§ Records from a collection:
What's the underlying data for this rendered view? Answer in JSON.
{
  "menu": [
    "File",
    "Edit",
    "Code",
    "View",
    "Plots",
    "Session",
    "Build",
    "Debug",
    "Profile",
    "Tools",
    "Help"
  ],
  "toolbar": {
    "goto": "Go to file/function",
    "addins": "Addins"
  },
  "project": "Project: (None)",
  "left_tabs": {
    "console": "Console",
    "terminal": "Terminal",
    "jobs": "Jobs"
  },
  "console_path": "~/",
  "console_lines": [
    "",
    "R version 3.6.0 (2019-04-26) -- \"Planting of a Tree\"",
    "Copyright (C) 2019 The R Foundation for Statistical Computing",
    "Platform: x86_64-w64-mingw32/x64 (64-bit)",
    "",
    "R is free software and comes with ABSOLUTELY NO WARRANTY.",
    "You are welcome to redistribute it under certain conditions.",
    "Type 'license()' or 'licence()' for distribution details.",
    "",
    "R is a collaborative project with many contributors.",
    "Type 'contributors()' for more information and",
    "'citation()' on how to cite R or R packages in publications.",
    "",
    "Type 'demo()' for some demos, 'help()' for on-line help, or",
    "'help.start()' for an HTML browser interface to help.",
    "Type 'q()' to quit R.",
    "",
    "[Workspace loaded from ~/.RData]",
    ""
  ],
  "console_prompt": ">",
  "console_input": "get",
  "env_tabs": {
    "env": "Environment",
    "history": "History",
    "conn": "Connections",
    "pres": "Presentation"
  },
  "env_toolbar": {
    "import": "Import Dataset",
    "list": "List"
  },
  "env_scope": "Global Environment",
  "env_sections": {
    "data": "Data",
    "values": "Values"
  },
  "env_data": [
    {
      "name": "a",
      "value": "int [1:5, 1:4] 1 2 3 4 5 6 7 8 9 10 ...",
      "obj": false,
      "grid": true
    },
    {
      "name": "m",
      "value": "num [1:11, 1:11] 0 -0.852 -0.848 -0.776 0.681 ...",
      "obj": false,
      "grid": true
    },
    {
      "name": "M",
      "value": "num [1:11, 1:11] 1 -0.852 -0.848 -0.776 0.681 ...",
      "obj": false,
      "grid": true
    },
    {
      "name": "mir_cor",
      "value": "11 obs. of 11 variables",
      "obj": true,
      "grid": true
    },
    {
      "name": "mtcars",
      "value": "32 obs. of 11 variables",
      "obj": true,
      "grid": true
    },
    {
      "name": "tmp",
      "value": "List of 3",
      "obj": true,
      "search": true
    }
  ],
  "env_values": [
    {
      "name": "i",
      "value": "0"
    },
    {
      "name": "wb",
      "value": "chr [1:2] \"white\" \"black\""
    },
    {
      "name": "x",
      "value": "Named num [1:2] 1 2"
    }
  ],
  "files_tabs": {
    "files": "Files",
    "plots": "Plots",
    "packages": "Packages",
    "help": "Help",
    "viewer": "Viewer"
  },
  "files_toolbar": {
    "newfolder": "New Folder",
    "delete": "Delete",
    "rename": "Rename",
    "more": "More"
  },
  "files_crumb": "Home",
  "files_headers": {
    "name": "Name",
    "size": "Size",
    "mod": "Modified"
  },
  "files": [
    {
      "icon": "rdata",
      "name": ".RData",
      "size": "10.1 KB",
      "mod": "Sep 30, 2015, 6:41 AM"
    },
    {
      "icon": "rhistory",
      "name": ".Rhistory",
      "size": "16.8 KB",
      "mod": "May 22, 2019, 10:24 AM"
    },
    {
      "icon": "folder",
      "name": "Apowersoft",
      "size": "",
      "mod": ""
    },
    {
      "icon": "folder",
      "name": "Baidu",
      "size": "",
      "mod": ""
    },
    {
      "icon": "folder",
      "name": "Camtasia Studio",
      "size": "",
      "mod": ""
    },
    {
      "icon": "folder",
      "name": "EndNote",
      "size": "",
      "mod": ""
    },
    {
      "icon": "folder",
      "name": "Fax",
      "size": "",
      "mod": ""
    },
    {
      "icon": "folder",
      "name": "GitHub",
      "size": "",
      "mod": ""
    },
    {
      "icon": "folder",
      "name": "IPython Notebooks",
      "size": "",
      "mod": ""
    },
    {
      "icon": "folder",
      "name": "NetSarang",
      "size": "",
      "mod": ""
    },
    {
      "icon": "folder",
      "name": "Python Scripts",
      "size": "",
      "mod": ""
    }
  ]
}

§ Exercise: Repeat all the records. Match each line exactly.

§ Result for this task:
What's the underlying data for this rendered view? Answer in JSON.
{
  "menu": [
    "File",
    "Edit",
    "Code",
    "View",
    "Plots",
    "Session",
    "Build",
    "Debug",
    "Profile",
    "Tools",
    "Help"
  ],
  "toolbar": {
    "goto": "Go to file/function",
    "addins": "Addins"
  },
  "project": "Project: (None)",
  "left_tabs": {
    "console": "Console",
    "terminal": "Terminal",
    "jobs": "Jobs"
  },
  "console_path": "~/",
  "console_lines": [
    "",
    "R version 3.6.0 (2019-04-26) -- \"Planting of a Tree\"",
    "Copyright (C) 2019 The R Foundation for Statistical Computing",
    "Platform: x86_64-w64-mingw32/x64 (64-bit)",
    "",
    "R is free software and comes with ABSOLUTELY NO WARRANTY.",
    "You are welcome to redistribute it under certain conditions.",
    "Type 'license()' or 'licence()' for distribution details.",
    "",
    "R is a collaborative project with many contributors.",
    "Type 'contributors()' for more information and",
    "'citation()' on how to cite R or R packages in publications.",
    "",
    "Type 'demo()' for some demos, 'help()' for on-line help, or",
    "'help.start()' for an HTML browser interface to help.",
    "Type 'q()' to quit R.",
    "",
    "[Workspace loaded from ~/.RData]",
    ""
  ],
  "console_prompt": ">",
  "console_input": "get",
  "env_tabs": {
    "env": "Environment",
    "history": "History",
    "conn": "Connections",
    "pres": "Presentation"
  },
  "env_toolbar": {
    "import": "Import Dataset",
    "list": "List"
  },
  "env_scope": "Global Environment",
  "env_sections": {
    "data": "Data",
    "values": "Values"
  },
  "env_data": [
    {
      "name": "a",
      "value": "int [1:5, 1:4] 1 2 3 4 5 6 7 8 9 10 ...",
      "obj": false,
      "grid": true
    },
    {
      "name": "m",
      "value": "num [1:11, 1:11] 0 -0.852 -0.848 -0.776 0.681 ...",
      "obj": false,
      "grid": true
    },
    {
      "name": "M",
      "value": "num [1:11, 1:11] 1 -0.852 -0.848 -0.776 0.681 ...",
      "obj": false,
      "grid": true
    },
    {
      "name": "mir_cor",
      "value": "11 obs. of 11 variables",
      "obj": true,
      "grid": true
    },
    {
      "name": "mtcars",
      "value": "32 obs. of 11 variables",
      "obj": true,
      "grid": true
    },
    {
      "name": "tmp",
      "value": "List of 3",
      "obj": true,
      "search": true
    }
  ],
  "env_values": [
    {
      "name": "i",
      "value": "0"
    },
    {
      "name": "wb",
      "value": "chr [1:2] \"white\" \"black\""
    },
    {
      "name": "x",
      "value": "Named num [1:2] 1 2"
    }
  ],
  "files_tabs": {
    "files": "Files",
    "plots": "Plots",
    "packages": "Packages",
    "help": "Help",
    "viewer": "Viewer"
  },
  "files_toolbar": {
    "newfolder": "New Folder",
    "delete": "Delete",
    "rename": "Rename",
    "more": "More"
  },
  "files_crumb": "Home",
  "files_headers": {
    "name": "Name",
    "size": "Size",
    "mod": "Modified"
  },
  "files": [
    {
      "icon": "rdata",
      "name": ".RData",
      "size": "10.1 KB",
      "mod": "Sep 30, 2015, 6:41 AM"
    },
    {
      "icon": "rhistory",
      "name": ".Rhistory",
      "size": "16.8 KB",
      "mod": "May 22, 2019, 10:24 AM"
    },
    {
      "icon": "folder",
      "name": "Apowersoft",
      "size": "",
      "mod": ""
    },
    {
      "icon": "folder",
      "name": "Baidu",
      "size": "",
      "mod": ""
    },
    {
      "icon": "folder",
      "name": "Camtasia Studio",
      "size": "",
      "mod": ""
    },
    {
      "icon": "folder",
      "name": "EndNote",
      "size": "",
      "mod": ""
    },
    {
      "icon": "folder",
      "name": "Fax",
      "size": "",
      "mod": ""
    },
    {
      "icon": "folder",
      "name": "GitHub",
      "size": "",
      "mod": ""
    },
    {
      "icon": "folder",
      "name": "IPython Notebooks",
      "size": "",
      "mod": ""
    },
    {
      "icon": "folder",
      "name": "NetSarang",
      "size": "",
      "mod": ""
    },
    {
      "icon": "folder",
      "name": "Python Scripts",
      "size": "",
      "mod": ""
    }
  ]
}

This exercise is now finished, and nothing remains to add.